[Saved entries]
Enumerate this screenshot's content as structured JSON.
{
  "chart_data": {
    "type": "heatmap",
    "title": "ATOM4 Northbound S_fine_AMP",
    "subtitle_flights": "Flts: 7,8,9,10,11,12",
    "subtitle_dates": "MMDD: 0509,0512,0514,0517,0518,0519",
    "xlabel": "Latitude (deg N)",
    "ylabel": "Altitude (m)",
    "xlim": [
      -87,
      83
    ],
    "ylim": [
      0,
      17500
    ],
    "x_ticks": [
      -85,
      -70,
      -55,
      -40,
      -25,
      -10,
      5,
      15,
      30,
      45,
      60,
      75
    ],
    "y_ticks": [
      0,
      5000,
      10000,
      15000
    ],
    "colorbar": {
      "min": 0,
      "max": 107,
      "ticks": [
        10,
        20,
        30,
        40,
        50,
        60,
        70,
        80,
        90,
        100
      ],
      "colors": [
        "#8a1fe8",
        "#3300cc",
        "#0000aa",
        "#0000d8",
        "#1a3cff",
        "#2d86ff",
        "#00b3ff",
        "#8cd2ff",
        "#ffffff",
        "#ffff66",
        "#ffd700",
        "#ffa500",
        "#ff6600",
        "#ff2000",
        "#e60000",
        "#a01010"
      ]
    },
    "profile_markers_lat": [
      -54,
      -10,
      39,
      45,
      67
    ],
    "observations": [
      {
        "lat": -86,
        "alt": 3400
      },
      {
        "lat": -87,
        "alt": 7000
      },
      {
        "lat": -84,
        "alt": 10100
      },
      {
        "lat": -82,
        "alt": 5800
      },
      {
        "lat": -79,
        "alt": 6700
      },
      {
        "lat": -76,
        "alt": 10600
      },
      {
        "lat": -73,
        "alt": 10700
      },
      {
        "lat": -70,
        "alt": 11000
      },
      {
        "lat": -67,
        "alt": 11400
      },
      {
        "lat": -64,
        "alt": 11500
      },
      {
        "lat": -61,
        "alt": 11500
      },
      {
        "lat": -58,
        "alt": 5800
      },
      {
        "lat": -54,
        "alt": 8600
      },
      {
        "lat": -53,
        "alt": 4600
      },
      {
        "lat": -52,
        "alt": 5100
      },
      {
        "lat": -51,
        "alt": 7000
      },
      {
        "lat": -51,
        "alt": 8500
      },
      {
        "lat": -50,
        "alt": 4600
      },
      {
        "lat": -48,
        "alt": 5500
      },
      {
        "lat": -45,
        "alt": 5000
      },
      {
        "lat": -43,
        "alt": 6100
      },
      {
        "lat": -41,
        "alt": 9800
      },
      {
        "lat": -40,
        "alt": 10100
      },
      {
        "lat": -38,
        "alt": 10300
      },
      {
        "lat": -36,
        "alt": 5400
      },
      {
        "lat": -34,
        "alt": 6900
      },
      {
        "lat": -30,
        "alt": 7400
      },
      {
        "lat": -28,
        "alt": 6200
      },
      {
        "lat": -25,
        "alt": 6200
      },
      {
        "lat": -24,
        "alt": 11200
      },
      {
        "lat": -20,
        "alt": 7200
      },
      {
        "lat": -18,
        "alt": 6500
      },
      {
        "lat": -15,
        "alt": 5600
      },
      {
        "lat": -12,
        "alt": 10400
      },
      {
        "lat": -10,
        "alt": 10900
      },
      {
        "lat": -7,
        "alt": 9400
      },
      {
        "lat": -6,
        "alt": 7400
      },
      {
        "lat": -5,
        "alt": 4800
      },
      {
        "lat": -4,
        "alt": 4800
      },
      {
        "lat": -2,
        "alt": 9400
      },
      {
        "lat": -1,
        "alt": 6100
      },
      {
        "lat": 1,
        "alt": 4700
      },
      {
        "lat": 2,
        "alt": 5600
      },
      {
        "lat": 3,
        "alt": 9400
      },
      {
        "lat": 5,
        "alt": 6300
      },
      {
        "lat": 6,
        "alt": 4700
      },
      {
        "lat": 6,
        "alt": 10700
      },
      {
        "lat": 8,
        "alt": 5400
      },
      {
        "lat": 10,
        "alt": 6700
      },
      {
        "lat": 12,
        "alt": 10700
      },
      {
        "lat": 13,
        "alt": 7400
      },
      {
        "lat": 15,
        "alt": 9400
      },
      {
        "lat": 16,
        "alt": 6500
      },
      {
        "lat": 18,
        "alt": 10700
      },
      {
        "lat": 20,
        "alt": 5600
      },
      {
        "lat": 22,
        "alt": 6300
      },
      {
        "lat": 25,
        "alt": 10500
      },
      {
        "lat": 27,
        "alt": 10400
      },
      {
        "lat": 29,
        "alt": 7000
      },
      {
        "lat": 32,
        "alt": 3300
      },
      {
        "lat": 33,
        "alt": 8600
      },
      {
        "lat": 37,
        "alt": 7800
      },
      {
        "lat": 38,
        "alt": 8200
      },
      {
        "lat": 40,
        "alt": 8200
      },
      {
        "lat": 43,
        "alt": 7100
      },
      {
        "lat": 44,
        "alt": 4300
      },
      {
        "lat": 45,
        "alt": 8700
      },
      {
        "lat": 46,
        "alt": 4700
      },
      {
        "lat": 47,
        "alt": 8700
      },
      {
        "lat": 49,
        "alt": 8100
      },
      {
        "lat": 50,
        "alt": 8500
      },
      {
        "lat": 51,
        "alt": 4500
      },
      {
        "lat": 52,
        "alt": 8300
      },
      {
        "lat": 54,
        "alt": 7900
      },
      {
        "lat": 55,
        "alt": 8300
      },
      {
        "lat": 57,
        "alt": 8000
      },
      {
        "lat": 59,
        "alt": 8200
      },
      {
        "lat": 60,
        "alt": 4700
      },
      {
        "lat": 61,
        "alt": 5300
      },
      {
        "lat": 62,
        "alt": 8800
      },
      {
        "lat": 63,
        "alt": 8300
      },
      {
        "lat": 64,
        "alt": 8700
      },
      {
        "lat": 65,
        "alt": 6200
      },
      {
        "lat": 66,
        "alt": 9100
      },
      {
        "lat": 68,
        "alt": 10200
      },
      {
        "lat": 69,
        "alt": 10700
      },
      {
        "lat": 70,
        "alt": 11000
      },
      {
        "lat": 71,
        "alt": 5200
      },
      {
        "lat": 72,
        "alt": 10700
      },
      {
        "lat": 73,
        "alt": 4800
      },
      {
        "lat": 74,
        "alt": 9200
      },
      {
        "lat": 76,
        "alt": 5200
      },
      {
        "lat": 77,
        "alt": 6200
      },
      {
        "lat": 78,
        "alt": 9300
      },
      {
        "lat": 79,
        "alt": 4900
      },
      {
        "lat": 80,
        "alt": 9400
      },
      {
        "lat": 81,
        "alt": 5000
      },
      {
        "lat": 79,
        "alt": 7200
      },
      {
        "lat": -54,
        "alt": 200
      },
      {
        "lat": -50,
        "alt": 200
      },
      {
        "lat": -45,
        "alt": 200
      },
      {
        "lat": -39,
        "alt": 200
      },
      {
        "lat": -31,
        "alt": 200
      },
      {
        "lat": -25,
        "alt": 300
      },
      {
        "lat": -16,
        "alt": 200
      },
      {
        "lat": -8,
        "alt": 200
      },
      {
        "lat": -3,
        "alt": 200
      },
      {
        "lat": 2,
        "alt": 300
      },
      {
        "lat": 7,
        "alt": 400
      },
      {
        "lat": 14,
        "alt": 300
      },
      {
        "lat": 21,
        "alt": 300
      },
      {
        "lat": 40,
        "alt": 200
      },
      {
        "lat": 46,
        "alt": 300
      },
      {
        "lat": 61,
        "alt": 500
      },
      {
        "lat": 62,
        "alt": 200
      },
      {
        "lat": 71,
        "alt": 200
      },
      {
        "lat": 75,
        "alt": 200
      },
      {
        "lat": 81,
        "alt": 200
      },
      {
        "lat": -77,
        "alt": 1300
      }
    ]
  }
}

§ What the exercise asks
Write out the records shown above, exactly as they appear.

§ Final answer
Enumerate this screenshot's content as structured JSON.
{
  "chart_data": {
    "type": "heatmap",
    "title": "ATOM4 Northbound S_fine_AMP",
    "subtitle_flights": "Flts: 7,8,9,10,11,12",
    "subtitle_dates": "MMDD: 0509,0512,0514,0517,0518,0519",
    "xlabel": "Latitude (deg N)",
    "ylabel": "Altitude (m)",
    "xlim": [
      -87,
      83
    ],
    "ylim": [
      0,
      17500
    ],
    "x_ticks": [
      -85,
      -70,
      -55,
      -40,
      -25,
      -10,
      5,
      15,
      30,
      45,
      60,
      75
    ],
    "y_ticks": [
      0,
      5000,
      10000,
      15000
    ],
    "colorbar": {
      "min": 0,
      "max": 107,
      "ticks": [
        10,
        20,
        30,
        40,
        50,
        60,
        70,
        80,
        90,
        100
      ],
      "colors": [
        "#8a1fe8",
        "#3300cc",
        "#0000aa",
        "#0000d8",
        "#1a3cff",
        "#2d86ff",
        "#00b3ff",
        "#8cd2ff",
        "#ffffff",
        "#ffff66",
        "#ffd700",
        "#ffa500",
        "#ff6600",
        "#ff2000",
        "#e60000",
        "#a01010"
      ]
    },
    "profile_markers_lat": [
      -54,
      -10,
      39,
      45,
      67
    ],
    "observations": [
      {
        "lat": -86,
        "alt": 3400
      },
      {
        "lat": -87,
        "alt": 7000
      },
      {
        "lat": -84,
        "alt": 10100
      },
      {
        "lat": -82,
        "alt": 5800
      },
      {
        "lat": -79,
        "alt": 6700
      },
      {
        "lat": -76,
        "alt": 10600
      },
      {
        "lat": -73,
        "alt": 10700
      },
      {
        "lat": -70,
        "alt": 11000
      },
      {
        "lat": -67,
        "alt": 11400
      },
      {
        "lat": -64,
        "alt": 11500
      },
      {
        "lat": -61,
        "alt": 11500
      },
      {
        "lat": -58,
        "alt": 5800
      },
      {
        "lat": -54,
        "alt": 8600
      },
      {
        "lat": -53,
        "alt": 4600
      },
      {
        "lat": -52,
        "alt": 5100
      },
      {
        "lat": -51,
        "alt": 7000
      },
      {
        "lat": -51,
        "alt": 8500
      },
      {
        "lat": -50,
        "alt": 4600
      },
      {
        "lat": -48,
        "alt": 5500
      },
      {
        "lat": -45,
        "alt": 5000
      },
      {
        "lat": -43,
        "alt": 6100
      },
      {
        "lat": -41,
        "alt": 9800
      },
      {
        "lat": -40,
        "alt": 10100
      },
      {
        "lat": -38,
        "alt": 10300
      },
      {
        "lat": -36,
        "alt": 5400
      },
      {
        "lat": -34,
        "alt": 6900
      },
      {
        "lat": -30,
        "alt": 7400
      },
      {
        "lat": -28,
        "alt": 6200
      },
      {
        "lat": -25,
        "alt": 6200
      },
      {
        "lat": -24,
        "alt": 11200
      },
      {
        "lat": -20,
        "alt": 7200
      },
      {
        "lat": -18,
        "alt": 6500
      },
      {
        "lat": -15,
        "alt": 5600
      },
      {
        "lat": -12,
        "alt": 10400
      },
      {
        "lat": -10,
        "alt": 10900
      },
      {
        "lat": -7,
        "alt": 9400
      },
      {
        "lat": -6,
        "alt": 7400
      },
      {
        "lat": -5,
        "alt": 4800
      },
      {
        "lat": -4,
        "alt": 4800
      },
      {
        "lat": -2,
        "alt": 9400
      },
      {
        "lat": -1,
        "alt": 6100
      },
      {
        "lat": 1,
        "alt": 4700
      },
      {
        "lat": 2,
        "alt": 5600
      },
      {
        "lat": 3,
        "alt": 9400
      },
      {
        "lat": 5,
        "alt": 6300
      },
      {
        "lat": 6,
        "alt": 4700
      },
      {
        "lat": 6,
        "alt": 10700
      },
      {
        "lat": 8,
        "alt": 5400
      },
      {
        "lat": 10,
        "alt": 6700
      },
      {
        "lat": 12,
        "alt": 10700
      },
      {
        "lat": 13,
        "alt": 7400
      },
      {
        "lat": 15,
        "alt": 9400
      },
      {
        "lat": 16,
        "alt": 6500
      },
      {
        "lat": 18,
        "alt": 10700
      },
      {
        "lat": 20,
        "alt": 5600
      },
      {
        "lat": 22,
        "alt": 6300
      },
      {
        "lat": 25,
        "alt": 10500
      },
      {
        "lat": 27,
        "alt": 10400
      },
      {
        "lat": 29,
        "alt": 7000
      },
      {
        "lat": 32,
        "alt": 3300
      },
      {
        "lat": 33,
        "alt": 8600
      },
      {
        "lat": 37,
        "alt": 7800
      },
      {
        "lat": 38,
        "alt": 8200
      },
      {
        "lat": 40,
        "alt": 8200
      },
      {
        "lat": 43,
        "alt": 7100
      },
      {
        "lat": 44,
        "alt": 4300
      },
      {
        "lat": 45,
        "alt": 8700
      },
      {
        "lat": 46,
        "alt": 4700
      },
      {
        "lat": 47,
        "alt": 8700
      },
      {
        "lat": 49,
        "alt": 8100
      },
      {
        "lat": 50,
        "alt": 8500
      },
      {
        "lat": 51,
        "alt": 4500
      },
      {
        "lat": 52,
        "alt": 8300
      },
      {
        "lat": 54,
        "alt": 7900
      },
      {
        "lat": 55,
        "alt": 8300
      },
      {
        "lat": 57,
        "alt": 8000
      },
      {
        "lat": 59,
        "alt": 8200
      },
      {
        "lat": 60,
        "alt": 4700
      },
      {
        "lat": 61,
        "alt": 5300
      },
      {
        "lat": 62,
        "alt": 8800
      },
      {
        "lat": 63,
        "alt": 8300
      },
      {
        "lat": 64,
        "alt": 8700
      },
      {
        "lat": 65,
        "alt": 6200
      },
      {
        "lat": 66,
        "alt": 9100
      },
      {
        "lat": 68,
        "alt": 10200
      },
      {
        "lat": 69,
        "alt": 10700
      },
      {
        "lat": 70,
        "alt": 11000
      },
      {
        "lat": 71,
        "alt": 5200
      },
      {
        "lat": 72,
        "alt": 10700
      },
      {
        "lat": 73,
        "alt": 4800
      },
      {
        "lat": 74,
        "alt": 9200
      },
      {
        "lat": 76,
        "alt": 5200
      },
      {
        "lat": 77,
        "alt": 6200
      },
      {
        "lat": 78,
        "alt": 9300
      },
      {
        "lat": 79,
        "alt": 4900
      },
      {
        "lat": 80,
        "alt": 9400
      },
      {
        "lat": 81,
        "alt": 5000
      },
      {
        "lat": 79,
        "alt": 7200
      },
      {
        "lat": -54,
        "alt": 200
      },
      {
        "lat": -50,
        "alt": 200
      },
      {
        "lat": -45,
        "alt": 200
      },
      {
        "lat": -39,
        "alt": 200
      },
      {
        "lat": -31,
        "alt": 200
      },
      {
        "lat": -25,
        "alt": 300
      },
      {
        "lat": -16,
        "alt": 200
      },
      {
        "lat": -8,
        "alt": 200
      },
      {
        "lat": -3,
        "alt": 200
      },
      {
        "lat": 2,
        "alt": 300
      },
      {
        "lat": 7,
        "alt": 400
      },
      {
        "lat": 14,
        "alt": 300
      },
      {
        "lat": 21,
        "alt": 300
      },
      {
        "lat": 40,
        "alt": 200
      },
      {
        "lat": 46,
        "alt": 300
      },
      {
        "lat": 61,
        "alt": 500
      },
      {
        "lat": 62,
        "alt": 200
      },
      {
        "lat": 71,
        "alt": 200
      },
      {
        "lat": 75,
        "alt": 200
      },
      {
        "lat": 81,
        "alt": 200
      },
      {
        "lat": -77,
        "alt": 1300
      }
    ]
  }
}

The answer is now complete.